***** INFORMATION PROVIDED
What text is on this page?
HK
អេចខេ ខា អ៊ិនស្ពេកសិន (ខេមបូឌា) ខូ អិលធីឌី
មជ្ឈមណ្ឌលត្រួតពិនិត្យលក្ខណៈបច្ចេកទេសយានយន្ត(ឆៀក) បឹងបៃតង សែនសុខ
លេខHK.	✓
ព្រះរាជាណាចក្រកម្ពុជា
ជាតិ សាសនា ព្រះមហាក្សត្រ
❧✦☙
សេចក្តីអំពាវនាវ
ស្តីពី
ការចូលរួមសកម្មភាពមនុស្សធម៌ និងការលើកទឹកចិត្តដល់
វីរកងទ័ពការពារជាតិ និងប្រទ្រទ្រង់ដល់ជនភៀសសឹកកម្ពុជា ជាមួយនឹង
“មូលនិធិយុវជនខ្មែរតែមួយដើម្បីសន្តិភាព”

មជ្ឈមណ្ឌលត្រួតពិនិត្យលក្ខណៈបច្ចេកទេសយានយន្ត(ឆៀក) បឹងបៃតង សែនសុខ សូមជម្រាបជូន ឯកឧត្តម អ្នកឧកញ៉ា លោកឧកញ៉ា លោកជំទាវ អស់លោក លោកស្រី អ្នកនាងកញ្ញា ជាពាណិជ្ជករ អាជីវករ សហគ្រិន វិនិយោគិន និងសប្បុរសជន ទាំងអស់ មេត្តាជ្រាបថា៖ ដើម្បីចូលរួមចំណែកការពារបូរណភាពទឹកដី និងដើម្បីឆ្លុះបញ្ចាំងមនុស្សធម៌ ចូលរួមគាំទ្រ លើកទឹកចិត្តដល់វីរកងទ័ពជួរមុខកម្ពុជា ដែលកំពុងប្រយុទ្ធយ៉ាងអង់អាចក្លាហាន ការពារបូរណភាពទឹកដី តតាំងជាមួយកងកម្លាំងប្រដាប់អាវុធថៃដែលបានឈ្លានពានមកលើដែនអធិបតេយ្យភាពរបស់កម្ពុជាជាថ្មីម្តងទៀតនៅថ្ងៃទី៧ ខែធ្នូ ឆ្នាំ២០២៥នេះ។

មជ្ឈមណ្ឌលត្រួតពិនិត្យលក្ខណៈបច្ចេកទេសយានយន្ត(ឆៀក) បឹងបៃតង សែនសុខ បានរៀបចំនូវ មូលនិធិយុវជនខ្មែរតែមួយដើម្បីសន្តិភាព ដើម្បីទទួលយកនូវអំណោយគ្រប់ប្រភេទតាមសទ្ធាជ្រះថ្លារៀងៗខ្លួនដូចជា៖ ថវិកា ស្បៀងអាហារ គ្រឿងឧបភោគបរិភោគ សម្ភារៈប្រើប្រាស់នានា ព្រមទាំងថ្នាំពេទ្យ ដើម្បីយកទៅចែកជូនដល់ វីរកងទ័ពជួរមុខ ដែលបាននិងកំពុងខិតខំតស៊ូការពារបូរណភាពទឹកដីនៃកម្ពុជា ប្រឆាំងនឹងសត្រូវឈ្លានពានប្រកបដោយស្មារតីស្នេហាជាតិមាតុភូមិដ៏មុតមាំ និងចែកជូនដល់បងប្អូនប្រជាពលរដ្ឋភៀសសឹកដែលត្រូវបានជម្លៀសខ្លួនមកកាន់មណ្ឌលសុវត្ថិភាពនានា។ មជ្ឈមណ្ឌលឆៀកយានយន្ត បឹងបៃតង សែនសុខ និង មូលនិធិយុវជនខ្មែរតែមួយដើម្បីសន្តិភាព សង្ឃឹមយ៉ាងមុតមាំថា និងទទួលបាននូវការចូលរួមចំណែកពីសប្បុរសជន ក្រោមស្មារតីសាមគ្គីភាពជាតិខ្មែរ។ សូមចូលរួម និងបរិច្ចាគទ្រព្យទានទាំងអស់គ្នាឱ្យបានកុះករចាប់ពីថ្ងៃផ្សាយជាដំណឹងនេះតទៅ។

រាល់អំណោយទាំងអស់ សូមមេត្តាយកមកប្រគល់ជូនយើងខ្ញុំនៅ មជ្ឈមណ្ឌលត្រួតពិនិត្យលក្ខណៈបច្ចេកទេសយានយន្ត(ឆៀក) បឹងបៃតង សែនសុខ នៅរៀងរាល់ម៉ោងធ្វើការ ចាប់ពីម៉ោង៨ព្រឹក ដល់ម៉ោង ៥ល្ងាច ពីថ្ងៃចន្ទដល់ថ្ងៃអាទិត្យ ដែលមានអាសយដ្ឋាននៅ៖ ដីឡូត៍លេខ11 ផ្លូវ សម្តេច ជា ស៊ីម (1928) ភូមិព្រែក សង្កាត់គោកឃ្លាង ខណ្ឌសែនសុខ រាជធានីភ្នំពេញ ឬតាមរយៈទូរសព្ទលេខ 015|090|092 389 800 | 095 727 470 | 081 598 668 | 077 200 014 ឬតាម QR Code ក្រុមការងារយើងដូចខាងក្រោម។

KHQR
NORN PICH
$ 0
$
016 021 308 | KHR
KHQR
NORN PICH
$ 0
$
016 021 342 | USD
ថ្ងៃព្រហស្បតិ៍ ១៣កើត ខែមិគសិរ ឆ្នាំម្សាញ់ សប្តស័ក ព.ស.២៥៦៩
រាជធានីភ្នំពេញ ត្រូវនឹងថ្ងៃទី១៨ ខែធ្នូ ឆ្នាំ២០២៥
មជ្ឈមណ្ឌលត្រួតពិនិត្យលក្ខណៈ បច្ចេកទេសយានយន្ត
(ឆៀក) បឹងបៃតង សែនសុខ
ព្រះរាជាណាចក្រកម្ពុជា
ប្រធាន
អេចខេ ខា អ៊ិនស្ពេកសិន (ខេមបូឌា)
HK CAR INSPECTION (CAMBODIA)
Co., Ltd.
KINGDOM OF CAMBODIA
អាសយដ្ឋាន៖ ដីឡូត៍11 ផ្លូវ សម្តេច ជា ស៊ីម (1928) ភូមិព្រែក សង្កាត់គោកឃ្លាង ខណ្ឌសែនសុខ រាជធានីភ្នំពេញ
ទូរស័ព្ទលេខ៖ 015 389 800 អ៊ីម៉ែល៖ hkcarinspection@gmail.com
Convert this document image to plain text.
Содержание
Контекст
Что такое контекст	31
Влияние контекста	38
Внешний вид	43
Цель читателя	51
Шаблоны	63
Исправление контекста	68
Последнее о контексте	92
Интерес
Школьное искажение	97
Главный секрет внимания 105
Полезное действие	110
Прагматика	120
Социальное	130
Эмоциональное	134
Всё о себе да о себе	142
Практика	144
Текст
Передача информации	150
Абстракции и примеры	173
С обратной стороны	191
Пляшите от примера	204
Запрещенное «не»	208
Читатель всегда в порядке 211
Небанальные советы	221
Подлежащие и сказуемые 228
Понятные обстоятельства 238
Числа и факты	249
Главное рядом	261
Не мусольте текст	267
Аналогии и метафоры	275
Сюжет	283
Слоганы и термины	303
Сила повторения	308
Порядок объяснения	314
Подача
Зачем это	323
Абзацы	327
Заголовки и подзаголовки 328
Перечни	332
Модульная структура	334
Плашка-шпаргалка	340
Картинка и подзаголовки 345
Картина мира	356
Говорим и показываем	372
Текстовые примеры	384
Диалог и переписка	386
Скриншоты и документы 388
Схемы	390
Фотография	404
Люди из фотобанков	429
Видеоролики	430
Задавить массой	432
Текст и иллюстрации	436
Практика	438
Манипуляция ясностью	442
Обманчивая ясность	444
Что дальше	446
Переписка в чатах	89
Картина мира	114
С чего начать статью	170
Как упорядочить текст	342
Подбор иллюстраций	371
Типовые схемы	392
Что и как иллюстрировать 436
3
**********
● INSTRUCTIONS FOR THE TASK: Repeat the entries exactly, all of them.

● RIGHT ANSWER:
What text is on this page?
HK
អេចខេ ខា អ៊ិនស្ពេកសិន (ខេមបូឌា) ខូ អិលធីឌី
មជ្ឈមណ្ឌលត្រួតពិនិត្យលក្ខណៈបច្ចេកទេសយានយន្ត(ឆៀក) បឹងបៃតង សែនសុខ
លេខHK.	✓
ព្រះរាជាណាចក្រកម្ពុជា
ជាតិ សាសនា ព្រះមហាក្សត្រ
❧✦☙
សេចក្តីអំពាវនាវ
ស្តីពី
ការចូលរួមសកម្មភាពមនុស្សធម៌ និងការលើកទឹកចិត្តដល់
វីរកងទ័ពការពារជាតិ និងប្រទ្រទ្រង់ដល់ជនភៀសសឹកកម្ពុជា ជាមួយនឹង
“មូលនិធិយុវជនខ្មែរតែមួយដើម្បីសន្តិភាព”

មជ្ឈមណ្ឌលត្រួតពិនិត្យលក្ខណៈបច្ចេកទេសយានយន្ត(ឆៀក) បឹងបៃតង សែនសុខ សូមជម្រាបជូន ឯកឧត្តម អ្នកឧកញ៉ា លោកឧកញ៉ា លោកជំទាវ អស់លោក លោកស្រី អ្នកនាងកញ្ញា ជាពាណិជ្ជករ អាជីវករ សហគ្រិន វិនិយោគិន និងសប្បុរសជន ទាំងអស់ មេត្តាជ្រាបថា៖ ដើម្បីចូលរួមចំណែកការពារបូរណភាពទឹកដី និងដើម្បីឆ្លុះបញ្ចាំងមនុស្សធម៌ ចូលរួមគាំទ្រ លើកទឹកចិត្តដល់វីរកងទ័ពជួរមុខកម្ពុជា ដែលកំពុងប្រយុទ្ធយ៉ាងអង់អាចក្លាហាន ការពារបូរណភាពទឹកដី តតាំងជាមួយកងកម្លាំងប្រដាប់អាវុធថៃដែលបានឈ្លានពានមកលើដែនអធិបតេយ្យភាពរបស់កម្ពុជាជាថ្មីម្តងទៀតនៅថ្ងៃទី៧ ខែធ្នូ ឆ្នាំ២០២៥នេះ។

មជ្ឈមណ្ឌលត្រួតពិនិត្យលក្ខណៈបច្ចេកទេសយានយន្ត(ឆៀក) បឹងបៃតង សែនសុខ បានរៀបចំនូវ មូលនិធិយុវជនខ្មែរតែមួយដើម្បីសន្តិភាព ដើម្បីទទួលយកនូវអំណោយគ្រប់ប្រភេទតាមសទ្ធាជ្រះថ្លារៀងៗខ្លួនដូចជា៖ ថវិកា ស្បៀងអាហារ គ្រឿងឧបភោគបរិភោគ សម្ភារៈប្រើប្រាស់នានា ព្រមទាំងថ្នាំពេទ្យ ដើម្បីយកទៅចែកជូនដល់ វីរកងទ័ពជួរមុខ ដែលបាននិងកំពុងខិតខំតស៊ូការពារបូរណភាពទឹកដីនៃកម្ពុជា ប្រឆាំងនឹងសត្រូវឈ្លានពានប្រកបដោយស្មារតីស្នេហាជាតិមាតុភូមិដ៏មុតមាំ និងចែកជូនដល់បងប្អូនប្រជាពលរដ្ឋភៀសសឹកដែលត្រូវបានជម្លៀសខ្លួនមកកាន់មណ្ឌលសុវត្ថិភាពនានា។ មជ្ឈមណ្ឌលឆៀកយានយន្ត បឹងបៃតង សែនសុខ និង មូលនិធិយុវជនខ្មែរតែមួយដើម្បីសន្តិភាព សង្ឃឹមយ៉ាងមុតមាំថា និងទទួលបាននូវការចូលរួមចំណែកពីសប្បុរសជន ក្រោមស្មារតីសាមគ្គីភាពជាតិខ្មែរ។ សូមចូលរួម និងបរិច្ចាគទ្រព្យទានទាំងអស់គ្នាឱ្យបានកុះករចាប់ពីថ្ងៃផ្សាយជាដំណឹងនេះតទៅ។

រាល់អំណោយទាំងអស់ សូមមេត្តាយកមកប្រគល់ជូនយើងខ្ញុំនៅ មជ្ឈមណ្ឌលត្រួតពិនិត្យលក្ខណៈបច្ចេកទេសយានយន្ត(ឆៀក) បឹងបៃតង សែនសុខ នៅរៀងរាល់ម៉ោងធ្វើការ ចាប់ពីម៉ោង៨ព្រឹក ដល់ម៉ោង ៥ល្ងាច ពីថ្ងៃចន្ទដល់ថ្ងៃអាទិត្យ ដែលមានអាសយដ្ឋាននៅ៖ ដីឡូត៍លេខ11 ផ្លូវ សម្តេច ជា ស៊ីម (1928) ភូមិព្រែក សង្កាត់គោកឃ្លាង ខណ្ឌសែនសុខ រាជធានីភ្នំពេញ ឬតាមរយៈទូរសព្ទលេខ 015|090|092 389 800 | 095 727 470 | 081 598 668 | 077 200 014 ឬតាម QR Code ក្រុមការងារយើងដូចខាងក្រោម។

KHQR
NORN PICH
$ 0
$
016 021 308 | KHR
KHQR
NORN PICH
$ 0
$
016 021 342 | USD
ថ្ងៃព្រហស្បតិ៍ ១៣កើត ខែមិគសិរ ឆ្នាំម្សាញ់ សប្តស័ក ព.ស.២៥៦៩
រាជធានីភ្នំពេញ ត្រូវនឹងថ្ងៃទី១៨ ខែធ្នូ ឆ្នាំ២០២៥
មជ្ឈមណ្ឌលត្រួតពិនិត្យលក្ខណៈ បច្ចេកទេសយានយន្ត
(ឆៀក) បឹងបៃតង សែនសុខ
ព្រះរាជាណាចក្រកម្ពុជា
ប្រធាន
អេចខេ ខា អ៊ិនស្ពេកសិន (ខេមបូឌា)
HK CAR INSPECTION (CAMBODIA)
Co., Ltd.
KINGDOM OF CAMBODIA
អាសយដ្ឋាន៖ ដីឡូត៍11 ផ្លូវ សម្តេច ជា ស៊ីម (1928) ភូមិព្រែក សង្កាត់គោកឃ្លាង ខណ្ឌសែនសុខ រាជធានីភ្នំពេញ
ទូរស័ព្ទលេខ៖ 015 389 800 អ៊ីម៉ែល៖ hkcarinspection@gmail.com
Convert this document image to plain text.
Содержание
Контекст
Что такое контекст	31
Влияние контекста	38
Внешний вид	43
Цель читателя	51
Шаблоны	63
Исправление контекста	68
Последнее о контексте	92
Интерес
Школьное искажение	97
Главный секрет внимания 105
Полезное действие	110
Прагматика	120
Социальное	130
Эмоциональное	134
Всё о себе да о себе	142
Практика	144
Текст
Передача информации	150
Абстракции и примеры	173
С обратной стороны	191
Пляшите от примера	204
Запрещенное «не»	208
Читатель всегда в порядке 211
Небанальные советы	221
Подлежащие и сказуемые 228
Понятные обстоятельства 238
Числа и факты	249
Главное рядом	261
Не мусольте текст	267
Аналогии и метафоры	275
Сюжет	283
Слоганы и термины	303
Сила повторения	308
Порядок объяснения	314
Подача
Зачем это	323
Абзацы	327
Заголовки и подзаголовки 328
Перечни	332
Модульная структура	334
Плашка-шпаргалка	340
Картинка и подзаголовки 345
Картина мира	356
Говорим и показываем	372
Текстовые примеры	384
Диалог и переписка	386
Скриншоты и документы 388
Схемы	390
Фотография	404
Люди из фотобанков	429
Видеоролики	430
Задавить массой	432
Текст и иллюстрации	436
Практика	438
Манипуляция ясностью	442
Обманчивая ясность	444
Что дальше	446
Переписка в чатах	89
Картина мира	114
С чего начать статью	170
Как упорядочить текст	342
Подбор иллюстраций	371
Типовые схемы	392
Что и как иллюстрировать 436
3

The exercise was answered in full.